Start of Text excerpt

Patricia Park ’03 returns to read from new book

Photo by / Pavan Kalidindi

Last Thursday, Swarthmore alumna Patricia Park ’03 returned to campus for a reading of her debut novel, Re Jane, which was released this past May. Re Jane cleverly recasts the classic novel Jane Eyre in a contemporary setting, telling the story of Korean-American Jane and her path from Queens to Brooklyn and finally to Seoul.

The event began with a warm introduction from English professor Peter Schmidt, a former professor of Park’s during her time at Swarthmore. Schmidt opened with a connection between the Pope’s recent comments in New York urging people to acknowledge their societal and environmental responsibility and the tendency communities have to “deny connection to problems” that affect many. He stated that the goal of fiction is to connect and that this was precisely what Park accomplished with her novel. Schmidt shared that Park’s predilection for fiction writing was evident even when she was a student at Swarthmore.

“At Swarthmore, I wrote a lot of poetry, and I noticed that my poems just kept getting longer,” said Park. “They were three verses at first, then they became prose poems, and they just kept getting bloated, I put dialogue in my poems so they were becoming these mini-scenes, and I suddenly realized I should probably pay [this genre] respect, leave it be, and move on to fiction.”

In hindsight, the success of Park’s novel makes sense considering her natural identity as a creative writer, poet, and scholar dedicated to dynamic dialogue, characterization, and narrative, Schmidt said.

From the beginning, Park’s charisma was evident as she established an interactive exchange between the audience and herself.

“Are any of you guys from New York? Are any of you from Queens?” she opened,  genuinely interested in the responses. Immediately, the crowd was put at ease as people chuckled and smiled at Park’s witty sense of humor.

“In case any of you guys haven’t been alive for the last couple of decades, Queens has kind of suffered from a PR problem. When I was growing up, this idea of ‘Queens pride’ was an oxymoron. It felt more like Queens reluctance,” she told the audience.

Much of Park’s experience growing up was centered on Queens as the “underdog” outer borough in the face of glamorous Manhattan. This sentiment of being plain and lackluster was one of Park’s key points of connection to Jane Eyre. When she read the novel for the first time, Park was struck by the protagonist’s comfort with self-identifying as a poor and ordinary girl. Having faced the smooth perfection of Disney heroines her whole childhood, she felt relief in finding a figure that possessed aspects of both commonness and excellence.

“In the same way that being from Queens wasn’t cool, when I was growing up, being Asian-American wasn’t cool either,” she shared. “Everyone would ask the question ‘Where are you from?’ I’d answer, Flushing, Queens, New York, America and the follow-up would be, ‘No, where are you really from?”

Interactions such as these reinforced Park’s sense of not belonging and not feeling fully American. This continued into the realm of her Korean identity when she traveled to Korea only to have a similar experience. In Korea, Park’s distinct accent (a hybrid of English and Korean) and contrasting style was more American than she considered herself to be. This “reverse assimilation,” as Park referred to it, certainly did not alleviate the confusion of growing up in an immigrant family still connected to its ethnicity while being displaced in a foreign culture.

End of Text excerpt

- _What you need to do_
Please write a continuation of the article about Patricia Park's reading from Re Jane, beginning right after its last sentence. The items that come next are separate material and are not part of the article.

Start of Recorded information

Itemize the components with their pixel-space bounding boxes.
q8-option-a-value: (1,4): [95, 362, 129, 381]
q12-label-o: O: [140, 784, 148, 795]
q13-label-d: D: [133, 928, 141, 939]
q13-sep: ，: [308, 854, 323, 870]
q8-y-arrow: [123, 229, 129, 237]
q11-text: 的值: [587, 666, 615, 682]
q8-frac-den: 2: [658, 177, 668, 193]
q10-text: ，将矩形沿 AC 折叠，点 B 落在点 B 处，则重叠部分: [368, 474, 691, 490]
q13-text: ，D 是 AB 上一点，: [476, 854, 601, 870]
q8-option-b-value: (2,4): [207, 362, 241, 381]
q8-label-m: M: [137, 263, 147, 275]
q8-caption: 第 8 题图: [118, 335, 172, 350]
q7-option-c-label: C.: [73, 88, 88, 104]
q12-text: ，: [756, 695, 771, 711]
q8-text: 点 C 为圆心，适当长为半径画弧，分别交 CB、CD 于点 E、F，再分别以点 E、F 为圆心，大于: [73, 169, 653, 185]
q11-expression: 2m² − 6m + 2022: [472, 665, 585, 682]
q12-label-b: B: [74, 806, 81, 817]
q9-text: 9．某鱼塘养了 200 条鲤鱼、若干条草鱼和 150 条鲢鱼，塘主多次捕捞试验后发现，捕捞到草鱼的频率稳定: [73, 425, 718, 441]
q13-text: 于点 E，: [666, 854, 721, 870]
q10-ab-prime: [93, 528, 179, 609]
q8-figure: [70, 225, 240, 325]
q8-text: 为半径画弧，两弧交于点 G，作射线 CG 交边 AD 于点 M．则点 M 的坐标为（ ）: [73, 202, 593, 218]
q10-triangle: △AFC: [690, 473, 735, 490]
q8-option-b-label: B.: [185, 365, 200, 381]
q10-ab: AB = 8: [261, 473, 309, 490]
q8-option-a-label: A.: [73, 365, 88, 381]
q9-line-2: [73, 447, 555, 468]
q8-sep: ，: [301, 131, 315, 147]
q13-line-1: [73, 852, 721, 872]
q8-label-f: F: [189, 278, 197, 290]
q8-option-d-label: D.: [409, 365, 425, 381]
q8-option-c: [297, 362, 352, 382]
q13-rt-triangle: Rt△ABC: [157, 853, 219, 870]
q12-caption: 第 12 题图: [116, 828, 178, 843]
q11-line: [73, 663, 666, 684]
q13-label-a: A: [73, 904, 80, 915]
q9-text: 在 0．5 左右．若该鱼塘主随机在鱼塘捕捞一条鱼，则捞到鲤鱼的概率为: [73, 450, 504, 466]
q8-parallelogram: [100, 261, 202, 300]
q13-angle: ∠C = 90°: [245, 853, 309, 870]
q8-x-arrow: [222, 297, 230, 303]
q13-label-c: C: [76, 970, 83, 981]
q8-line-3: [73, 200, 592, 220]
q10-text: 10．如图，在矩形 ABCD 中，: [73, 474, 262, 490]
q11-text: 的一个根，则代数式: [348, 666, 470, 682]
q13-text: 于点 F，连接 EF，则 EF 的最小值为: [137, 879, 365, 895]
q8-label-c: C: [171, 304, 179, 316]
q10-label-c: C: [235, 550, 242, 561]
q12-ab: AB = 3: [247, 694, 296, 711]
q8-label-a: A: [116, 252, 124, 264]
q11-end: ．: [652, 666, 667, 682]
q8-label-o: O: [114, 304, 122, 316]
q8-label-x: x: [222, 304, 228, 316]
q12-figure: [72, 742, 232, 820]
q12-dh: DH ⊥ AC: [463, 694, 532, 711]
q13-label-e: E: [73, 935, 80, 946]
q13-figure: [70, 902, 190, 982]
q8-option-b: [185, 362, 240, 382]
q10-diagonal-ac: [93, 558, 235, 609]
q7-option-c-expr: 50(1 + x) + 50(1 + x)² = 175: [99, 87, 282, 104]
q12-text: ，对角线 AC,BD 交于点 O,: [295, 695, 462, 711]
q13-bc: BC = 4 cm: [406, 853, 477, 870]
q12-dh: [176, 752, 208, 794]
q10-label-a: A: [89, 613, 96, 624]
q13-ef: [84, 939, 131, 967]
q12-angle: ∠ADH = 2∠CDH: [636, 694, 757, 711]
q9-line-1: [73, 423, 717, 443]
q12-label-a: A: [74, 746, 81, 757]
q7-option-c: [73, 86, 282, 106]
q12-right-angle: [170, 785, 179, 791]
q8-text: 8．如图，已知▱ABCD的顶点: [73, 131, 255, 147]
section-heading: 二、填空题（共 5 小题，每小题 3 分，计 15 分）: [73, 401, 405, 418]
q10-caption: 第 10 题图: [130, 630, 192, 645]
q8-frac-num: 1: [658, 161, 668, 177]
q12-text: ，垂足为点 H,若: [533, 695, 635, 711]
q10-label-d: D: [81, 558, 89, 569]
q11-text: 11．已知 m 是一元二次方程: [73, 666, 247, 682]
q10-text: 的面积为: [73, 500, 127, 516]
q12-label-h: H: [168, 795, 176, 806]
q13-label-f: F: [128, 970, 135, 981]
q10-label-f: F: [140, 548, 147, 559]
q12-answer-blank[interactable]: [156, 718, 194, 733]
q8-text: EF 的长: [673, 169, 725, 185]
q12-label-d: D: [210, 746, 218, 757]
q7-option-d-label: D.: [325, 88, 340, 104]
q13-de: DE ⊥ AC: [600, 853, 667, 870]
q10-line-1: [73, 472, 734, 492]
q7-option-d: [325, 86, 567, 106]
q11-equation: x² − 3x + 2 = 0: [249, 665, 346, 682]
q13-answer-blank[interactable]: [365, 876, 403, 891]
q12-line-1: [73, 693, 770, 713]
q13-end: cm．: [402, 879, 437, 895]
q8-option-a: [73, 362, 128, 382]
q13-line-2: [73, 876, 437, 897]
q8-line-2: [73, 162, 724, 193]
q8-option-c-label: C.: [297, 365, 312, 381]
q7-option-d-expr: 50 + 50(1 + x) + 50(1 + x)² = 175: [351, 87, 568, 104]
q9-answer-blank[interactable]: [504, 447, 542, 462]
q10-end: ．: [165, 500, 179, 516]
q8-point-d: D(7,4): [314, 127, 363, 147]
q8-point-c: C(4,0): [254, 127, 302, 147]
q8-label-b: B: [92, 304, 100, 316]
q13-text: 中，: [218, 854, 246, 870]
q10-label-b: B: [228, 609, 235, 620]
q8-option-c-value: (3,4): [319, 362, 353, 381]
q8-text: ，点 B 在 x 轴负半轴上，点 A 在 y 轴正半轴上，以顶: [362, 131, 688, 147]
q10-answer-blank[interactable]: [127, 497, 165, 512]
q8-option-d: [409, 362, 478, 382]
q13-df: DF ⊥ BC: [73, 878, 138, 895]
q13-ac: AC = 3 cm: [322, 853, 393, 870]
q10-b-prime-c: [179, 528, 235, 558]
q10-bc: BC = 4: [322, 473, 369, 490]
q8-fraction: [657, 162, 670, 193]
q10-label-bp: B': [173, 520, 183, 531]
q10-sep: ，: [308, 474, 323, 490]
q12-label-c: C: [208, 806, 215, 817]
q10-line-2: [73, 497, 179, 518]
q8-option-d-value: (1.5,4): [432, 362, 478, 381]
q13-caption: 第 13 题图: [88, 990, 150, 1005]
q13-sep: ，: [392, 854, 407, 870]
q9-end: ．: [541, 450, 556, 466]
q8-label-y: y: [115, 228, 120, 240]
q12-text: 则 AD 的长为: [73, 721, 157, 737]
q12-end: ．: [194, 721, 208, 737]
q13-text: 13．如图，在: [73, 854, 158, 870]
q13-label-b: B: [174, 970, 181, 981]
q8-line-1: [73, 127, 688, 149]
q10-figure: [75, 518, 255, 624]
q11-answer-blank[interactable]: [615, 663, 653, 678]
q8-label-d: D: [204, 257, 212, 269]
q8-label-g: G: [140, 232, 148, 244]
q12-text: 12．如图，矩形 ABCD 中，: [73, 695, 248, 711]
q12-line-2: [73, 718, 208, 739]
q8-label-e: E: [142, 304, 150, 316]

End of Recorded information

- _Written reply_
Park remembers feeling as if she were on another planet when she first arrived at Swarthmore. Contained in this new community, the difference she had experienced at home was glaringly obvious.

“I didn’t grow up speaking Academic-ese. When people talked about Modernism, I thought they were referring to something not old. In a seminar once, I was accused of having a very essentialist reading of something and I was too ignorant to know I had been insulted,” she recalled.

Many children of immigrant families can probably testify to this familiar experience of entering rigorous academic environments for the first time and encountering people who were raised with an expectation of occupying such spaces. Unlike the students at Swarthmore, Park communicated with her family using the language of “construction [and] building codes”. The goal when speaking was not to compose verbal excerpts worthy of publication in an academic journal. Instead, she pointed out, “efficiency and practicality were king.”

“There was cognitive dissonance to reconcile where I came from, what I was, and who I was becoming in this new environment I was in,” Park explained.

This notion of multiple cultures converging to create a singular complex identity is fundamental to the story of Re Jane. Throughout her reading, Park’s conception of “outsider status” emerged as a driving force of her novel, which grapples with a young woman who is not quite one or the other but comes to understand that she is both at the same time.

“With writing, you only know what you’re going to write by going down all of those wrong turns and roads, then you can cross them off your list and realize, ‘Oh, this is what I actually want to write about,’ Park said about her writing process.

During the talk, Park remarked that during the ten years she spent writing Re Jane, it became clear to her that writing was a “thankless and inefficient” process that required meticulous revisions and constant trial and error. She recounted how, after having written the beginning of her book in first person, she spent six months rewriting it in the third person, only to discover that she preferred the previous version after all. In order to dedicate herself to writing, Park had to preserve what she referred to as an “intellectual curiosity that is so much the antithesis to economic efficiency”.

Park imparted a final word of advice to the audience before a brief Q&A session. In the face of her own criticism for recontextualizing the classic story of Jane Eyre, Park encouraged everyone in the audience to adopt and abstract traditional concepts in the spirit of innovative creativity.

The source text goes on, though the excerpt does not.